--- Start of Given information ---
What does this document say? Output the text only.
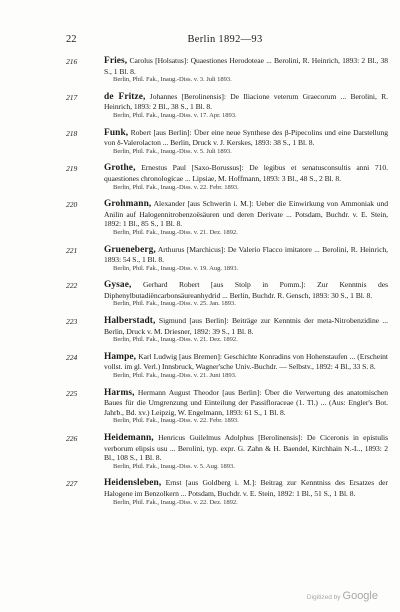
22	Berlin 1892—93
216	Fries, Carolus [Holsatus]: Quaestiones Herodoteae ... Berolini, R. Heinrich, 1893: 2 Bl., 38 S., 1 Bl. 8.
Berlin, Phil. Fak., Inaug.-Diss. v. 3. Juli 1893.
217	de Fritze, Johannes [Berolinensis]: De Iliacione veterum Graecorum ... Berolini, R. Heinrich, 1893: 2 Bl., 38 S., 1 Bl. 8.
Berlin, Phil. Fak., Inaug.-Diss. v. 17. Apr. 1893.
218	Funk, Robert [aus Berlin]: Über eine neue Synthese des β-Pipecolins und eine Darstellung von δ-Valerolacton ... Berlin, Druck v. J. Kerskes, 1893: 38 S., 1 Bl. 8.
Berlin, Phil. Fak., Inaug.-Diss. v. 5. Juli 1893.
219	Grothe, Ernestus Paul [Saxo-Borussus]: De legibus et senatusconsultis anni 710. quaestiones chronologicae ... Lipsiae, M. Hoffmann, 1893: 3 Bl., 48 S., 2 Bl. 8.
Berlin, Phil. Fak., Inaug.-Diss. v. 22. Febr. 1893.
220	Grohmann, Alexander [aus Schwerin i. M.]: Ueber die Einwirkung von Ammoniak und Anilin auf Halogennitrobenzoësäuren und deren Derivate ... Potsdam, Buchdr. v. E. Stein, 1892: 1 Bl., 85 S., 1 Bl. 8.
Berlin, Phil. Fak., Inaug.-Diss. v. 21. Dez. 1892.
221	Grueneberg, Arthurus [Marchicus]: De Valerio Flacco imitatore ... Berolini, R. Heinrich, 1893: 54 S., 1 Bl. 8.
Berlin, Phil. Fak., Inaug.-Diss. v. 19. Aug. 1893.
222	Gysae, Gerhard Robert [aus Stolp in Pomm.]: Zur Kenntnis des Diphenylbutadiëncarbonsäureanhydrid ... Berlin, Buchdr. R. Gensch, 1893: 30 S., 1 Bl. 8.
Berlin, Phil. Fak., Inaug.-Diss. v. 25. Jan. 1893.
223	Halberstadt, Sigmund [aus Berlin]: Beiträge zur Kenntnis der meta-Nitrobenzidine ... Berlin, Druck v. M. Driesner, 1892: 39 S., 1 Bl. 8.
Berlin, Phil. Fak., Inaug.-Diss. v. 21. Dez. 1892.
224	Hampe, Karl Ludwig [aus Bremen]: Geschichte Konradins von Hohenstaufen ... (Erscheint vollst. im gl. Verl.) Innsbruck, Wagner'sche Univ.-Buchdr. — Selbstv., 1892: 4 Bl., 33 S. 8.
Berlin, Phil. Fak., Inaug.-Diss. v. 21. Juni 1893.
225	Harms, Hermann August Theodor [aus Berlin]: Über die Verwertung des anatomischen Baues für die Umgrenzung und Einteilung der Passifloraceae (1. Tl.) ... (Aus: Engler's Bot. Jahrb., Bd. xv.) Leipzig, W. Engelmann, 1893: 61 S., 1 Bl. 8.
Berlin, Phil. Fak., Inaug.-Diss. v. 22. Febr. 1893.
226	Heidemann, Henricus Guilelmus Adolphus [Berolinensis]: De Ciceronis in epistulis verborum elipsis usu ... Berolini, typ. expr. G. Zahn & H. Baendel, Kirchhain N.-L., 1893: 2 Bl., 108 S., 1 Bl. 8.
Berlin, Phil. Fak., Inaug.-Diss. v. 5. Aug. 1893.
227	Heidensleben, Ernst [aus Goldberg i. M.]: Beitrag zur Kenntniss des Ersatzes der Halogene im Benzolkern ... Potsdam, Buchdr. v. E. Stein, 1892: 1 Bl., 51 S., 1 Bl. 8.
Berlin, Phil. Fak., Inaug.-Diss. v. 22. Dez. 1892.
Digitized by Google
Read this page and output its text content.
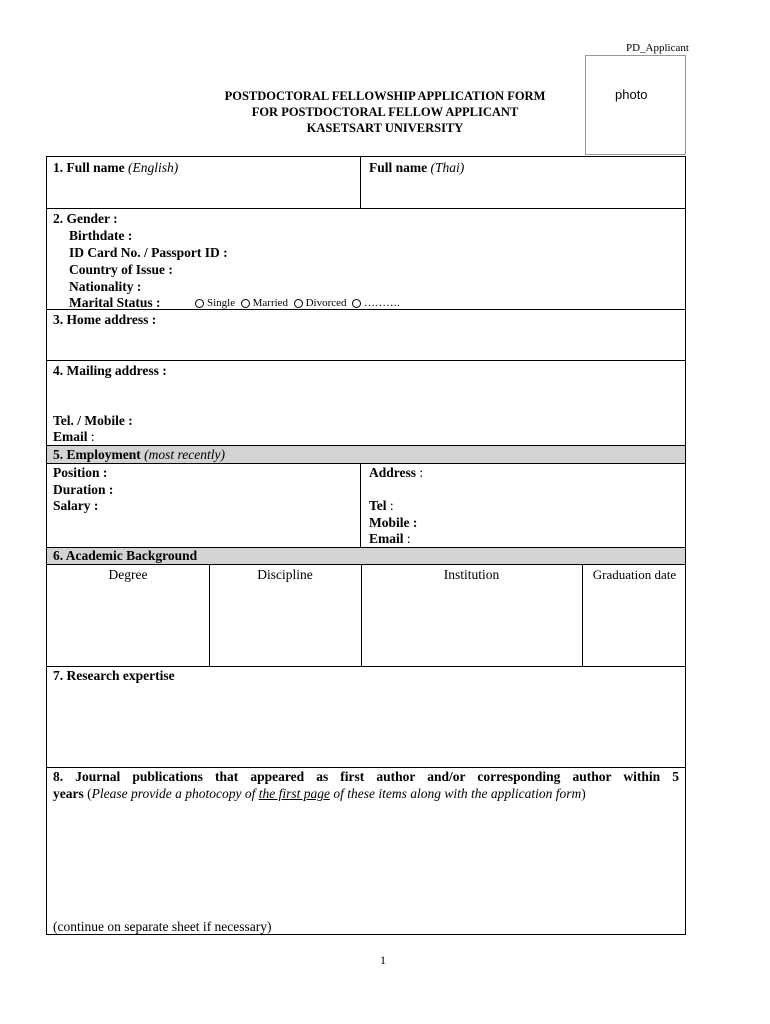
PD_Applicant
photo
POSTDOCTORAL FELLOWSHIP APPLICATION FORM
FOR POSTDOCTORAL FELLOW APPLICANT
KASETSART UNIVERSITY
1. Full name (English)	Full name (Thai)
2. Gender :
Birthdate :
ID Card No. / Passport ID :
Country of Issue :
Nationality :
Marital Status :	Single Married Divorced ……….
3. Home address :
4. Mailing address :
Tel. / Mobile :
Email :
5. Employment (most recently)
Position :
Duration :
Salary :
Address :
Tel :
Mobile :
Email :
6. Academic Background
Degree	Discipline	Institution	Graduation date
7. Research expertise
8. Journal publications that appeared as first author and/or corresponding author within 5
years (Please provide a photocopy of the first page of these items along with the application form)
(continue on separate sheet if necessary)
1
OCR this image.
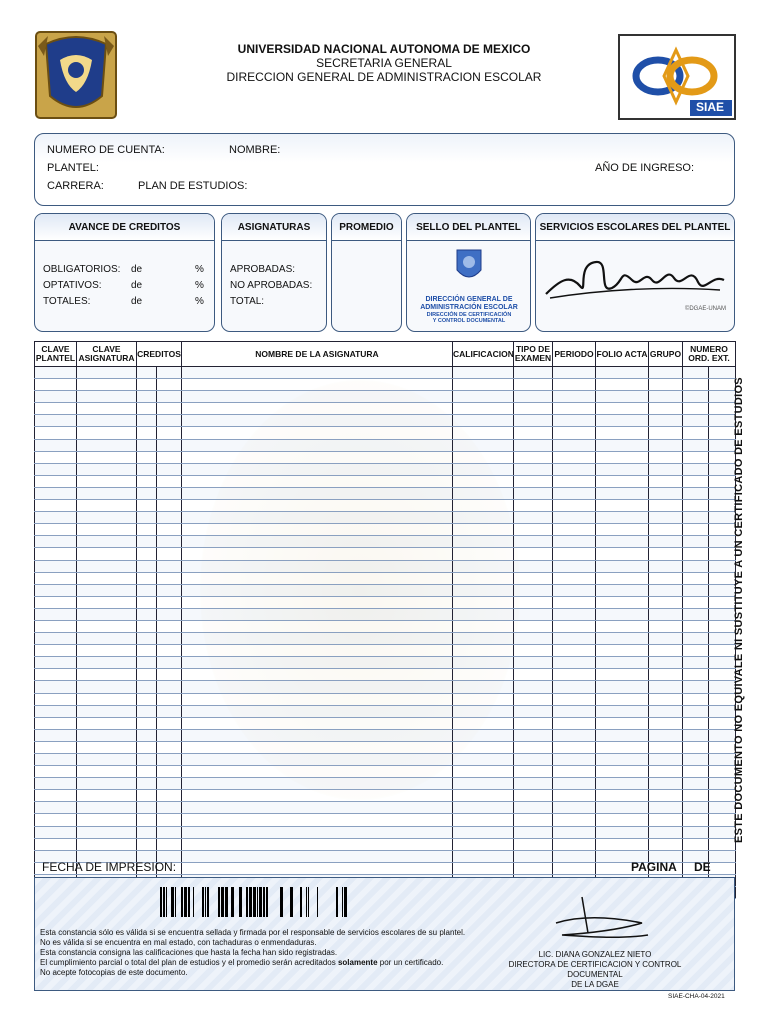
UNIVERSIDAD NACIONAL AUTONOMA DE MEXICO
SECRETARIA GENERAL
DIRECCION GENERAL DE ADMINISTRACION ESCOLAR
SIAE
NUMERO DE CUENTA:	NOMBRE:
PLANTEL:	AÑO DE INGRESO:
CARRERA:	PLAN DE ESTUDIOS:
AVANCE DE CREDITOS
OBLIGATORIOS: de	%
OPTATIVOS:	de	%
TOTALES:	de	%
ASIGNATURAS
APROBADAS:
NO APROBADAS:
TOTAL:
PROMEDIO	SELLO DEL PLANTEL
DIRECCIÓN GENERAL DE
ADMINISTRACIÓN ESCOLAR
DIRECCIÓN DE CERTIFICACIÓN
Y CONTROL DOCUMENTAL
SERVICIOS ESCOLARES DEL PLANTEL
©DGAE-UNAM
CLAVE PLANTEL	CLAVE ASIGNATURA	CREDITOS		NOMBRE DE LA ASIGNATURA	CALIFICACION	TIPO DE EXAMEN	PERIODO	FOLIO ACTA	GRUPO	NUMERO
ORD. EXT.	

ESTE DOCUMENTO NO EQUIVALE NI SUSTITUYE A UN CERTIFICADO DE ESTUDIOS
FECHA DE IMPRESION:	PAGINA DE
Esta constancia sólo es válida si se encuentra sellada y firmada por el responsable de servicios escolares de su plantel.
No es válida si se encuentra en mal estado, con tachaduras o enmendaduras.
Esta constancia consigna las calificaciones que hasta la fecha han sido registradas.
El cumplimiento parcial o total del plan de estudios y el promedio serán acreditados solamente por un certificado.
No acepte fotocopias de este documento.
LIC. DIANA GONZALEZ NIETO
DIRECTORA DE CERTIFICACION Y CONTROL DOCUMENTAL
DE LA DGAE
SIAE-CHA-04-2021
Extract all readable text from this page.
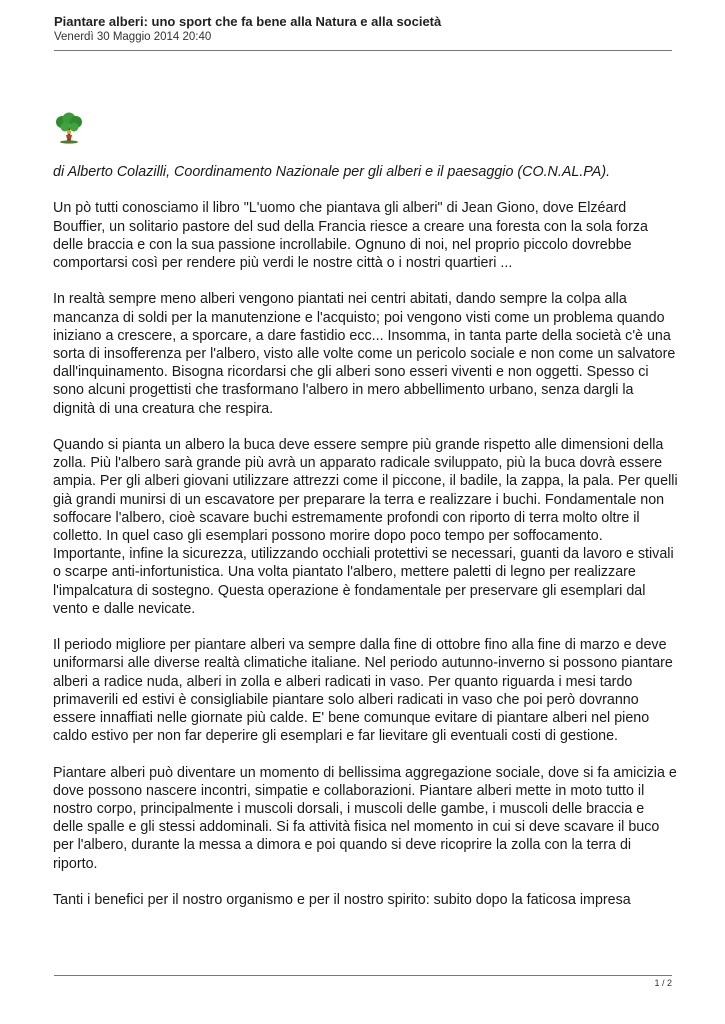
Piantare alberi: uno sport che fa bene alla Natura e alla società
Venerdì 30 Maggio 2014 20:40

di Alberto Colazilli, Coordinamento Nazionale per gli alberi e il paesaggio (CO.N.AL.PA).

Un pò tutti conosciamo il libro "L'uomo che piantava gli alberi" di Jean Giono, dove Elzéard Bouffier, un solitario pastore del sud della Francia riesce a creare una foresta con la sola forza delle braccia e con la sua passione incrollabile. Ognuno di noi, nel proprio piccolo dovrebbe comportarsi così per rendere più verdi le nostre città o i nostri quartieri ...

In realtà sempre meno alberi vengono piantati nei centri abitati, dando sempre la colpa alla mancanza di soldi per la manutenzione e l'acquisto; poi vengono visti come un problema quando iniziano a crescere, a sporcare, a dare fastidio ecc... Insomma, in tanta parte della società c'è una sorta di insofferenza per l'albero, visto alle volte come un pericolo sociale e non come un salvatore dall'inquinamento. Bisogna ricordarsi che gli alberi sono esseri viventi e non oggetti. Spesso ci sono alcuni progettisti che trasformano l'albero in mero abbellimento urbano, senza dargli la dignità di una creatura che respira.

Quando si pianta un albero la buca deve essere sempre più grande rispetto alle dimensioni della zolla. Più l'albero sarà grande più avrà un apparato radicale sviluppato, più la buca dovrà essere ampia. Per gli alberi giovani utilizzare attrezzi come il piccone, il badile, la zappa, la pala. Per quelli già grandi munirsi di un escavatore per preparare la terra e realizzare i buchi. Fondamentale non soffocare l'albero, cioè scavare buchi estremamente profondi con riporto di terra molto oltre il colletto. In quel caso gli esemplari possono morire dopo poco tempo per soffocamento. Importante, infine la sicurezza, utilizzando occhiali protettivi se necessari, guanti da lavoro e stivali o scarpe anti-infortunistica. Una volta piantato l'albero, mettere paletti di legno per realizzare l'impalcatura di sostegno. Questa operazione è fondamentale per preservare gli esemplari dal vento e dalle nevicate.

Il periodo migliore per piantare alberi va sempre dalla fine di ottobre fino alla fine di marzo e deve uniformarsi alle diverse realtà climatiche italiane. Nel periodo autunno-inverno si possono piantare alberi a radice nuda, alberi in zolla e alberi radicati in vaso. Per quanto riguarda i mesi tardo primaverili ed estivi è consigliabile piantare solo alberi radicati in vaso che poi però dovranno essere innaffiati nelle giornate più calde. E' bene comunque evitare di piantare alberi nel pieno caldo estivo per non far deperire gli esemplari e far lievitare gli eventuali costi di gestione.

Piantare alberi può diventare un momento di bellissima aggregazione sociale, dove si fa amicizia e dove possono nascere incontri, simpatie e collaborazioni. Piantare alberi mette in moto tutto il nostro corpo, principalmente i muscoli dorsali, i muscoli delle gambe, i muscoli delle braccia e delle spalle e gli stessi addominali. Si fa attività fisica nel momento in cui si deve scavare il buco per l'albero, durante la messa a dimora e poi quando si deve ricoprire la zolla con la terra di riporto.

Tanti i benefici per il nostro organismo e per il nostro spirito: subito dopo la faticosa impresa

1 / 2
--- End of Given information ---
Search the lines above for the string "GENERAL" and copy each line that has it.

Result:
SECRETARIA GENERAL
DIRECCION GENERAL DE ADMINISTRACION ESCOLAR
DIRECCIÓN GENERAL DE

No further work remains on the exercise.